Data tied to figure images.
* * *

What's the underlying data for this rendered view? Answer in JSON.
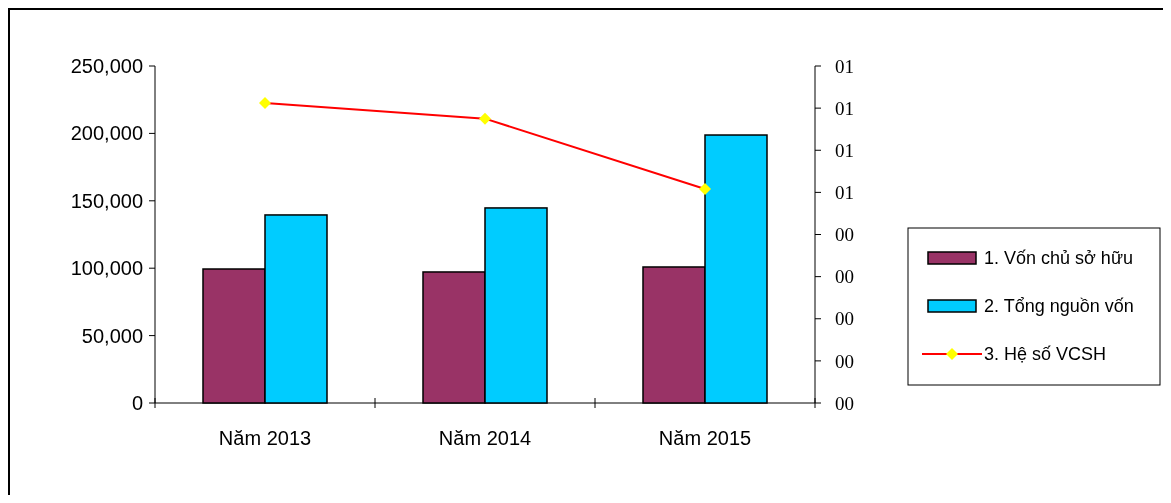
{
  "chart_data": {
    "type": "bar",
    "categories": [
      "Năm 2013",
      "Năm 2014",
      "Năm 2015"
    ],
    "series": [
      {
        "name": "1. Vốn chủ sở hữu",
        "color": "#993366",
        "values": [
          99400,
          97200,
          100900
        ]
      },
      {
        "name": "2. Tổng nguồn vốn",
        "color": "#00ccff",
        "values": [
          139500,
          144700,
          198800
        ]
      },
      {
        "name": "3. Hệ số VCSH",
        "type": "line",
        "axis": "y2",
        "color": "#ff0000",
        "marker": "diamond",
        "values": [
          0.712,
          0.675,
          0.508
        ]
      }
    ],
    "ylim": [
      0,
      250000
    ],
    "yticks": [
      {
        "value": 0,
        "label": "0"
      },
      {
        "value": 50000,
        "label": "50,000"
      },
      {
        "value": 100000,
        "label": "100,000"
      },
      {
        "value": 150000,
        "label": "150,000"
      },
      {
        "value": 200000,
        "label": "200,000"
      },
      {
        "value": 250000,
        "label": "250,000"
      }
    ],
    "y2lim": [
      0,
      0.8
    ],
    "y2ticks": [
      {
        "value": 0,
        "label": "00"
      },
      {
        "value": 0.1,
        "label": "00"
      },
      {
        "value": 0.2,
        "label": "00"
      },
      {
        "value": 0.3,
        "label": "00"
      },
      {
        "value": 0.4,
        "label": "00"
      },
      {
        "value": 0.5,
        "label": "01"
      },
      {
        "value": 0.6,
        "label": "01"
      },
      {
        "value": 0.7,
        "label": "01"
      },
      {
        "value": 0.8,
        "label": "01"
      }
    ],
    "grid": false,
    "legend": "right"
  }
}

* * *

Show the lines from the data above that contain the string "color".

        "color": "#993366",
        "color": "#00ccff",
        "color": "#ff0000",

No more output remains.